Start THE DATA

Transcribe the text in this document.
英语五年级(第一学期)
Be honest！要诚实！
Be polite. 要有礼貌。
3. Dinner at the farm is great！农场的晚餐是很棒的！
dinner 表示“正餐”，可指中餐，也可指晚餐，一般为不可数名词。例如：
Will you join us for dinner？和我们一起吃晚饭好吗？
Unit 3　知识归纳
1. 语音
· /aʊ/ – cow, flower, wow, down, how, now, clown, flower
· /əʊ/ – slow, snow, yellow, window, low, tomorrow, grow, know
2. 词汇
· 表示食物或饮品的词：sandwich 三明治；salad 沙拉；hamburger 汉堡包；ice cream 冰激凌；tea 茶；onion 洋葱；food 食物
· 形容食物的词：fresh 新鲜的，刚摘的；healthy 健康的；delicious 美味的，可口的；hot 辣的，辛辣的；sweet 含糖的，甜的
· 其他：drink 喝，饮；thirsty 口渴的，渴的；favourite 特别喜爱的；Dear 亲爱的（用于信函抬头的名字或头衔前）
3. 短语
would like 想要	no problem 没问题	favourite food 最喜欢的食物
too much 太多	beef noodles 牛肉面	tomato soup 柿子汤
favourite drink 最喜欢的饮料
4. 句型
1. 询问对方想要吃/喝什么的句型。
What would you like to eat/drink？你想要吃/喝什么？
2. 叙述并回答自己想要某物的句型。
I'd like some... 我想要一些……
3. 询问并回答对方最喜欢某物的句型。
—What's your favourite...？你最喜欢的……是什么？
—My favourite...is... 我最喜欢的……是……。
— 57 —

End THE DATA

WHAT THE TASK ASKS: Write out the full listing exactly as given.

FULL SOLUTION:
Transcribe the text in this document.
英语五年级(第一学期)
Be honest！要诚实！
Be polite. 要有礼貌。
3. Dinner at the farm is great！农场的晚餐是很棒的！
dinner 表示“正餐”，可指中餐，也可指晚餐，一般为不可数名词。例如：
Will you join us for dinner？和我们一起吃晚饭好吗？
Unit 3　知识归纳
1. 语音
· /aʊ/ – cow, flower, wow, down, how, now, clown, flower
· /əʊ/ – slow, snow, yellow, window, low, tomorrow, grow, know
2. 词汇
· 表示食物或饮品的词：sandwich 三明治；salad 沙拉；hamburger 汉堡包；ice cream 冰激凌；tea 茶；onion 洋葱；food 食物
· 形容食物的词：fresh 新鲜的，刚摘的；healthy 健康的；delicious 美味的，可口的；hot 辣的，辛辣的；sweet 含糖的，甜的
· 其他：drink 喝，饮；thirsty 口渴的，渴的；favourite 特别喜爱的；Dear 亲爱的（用于信函抬头的名字或头衔前）
3. 短语
would like 想要	no problem 没问题	favourite food 最喜欢的食物
too much 太多	beef noodles 牛肉面	tomato soup 柿子汤
favourite drink 最喜欢的饮料
4. 句型
1. 询问对方想要吃/喝什么的句型。
What would you like to eat/drink？你想要吃/喝什么？
2. 叙述并回答自己想要某物的句型。
I'd like some... 我想要一些……
3. 询问并回答对方最喜欢某物的句型。
—What's your favourite...？你最喜欢的……是什么？
—My favourite...is... 我最喜欢的……是……。
— 57 —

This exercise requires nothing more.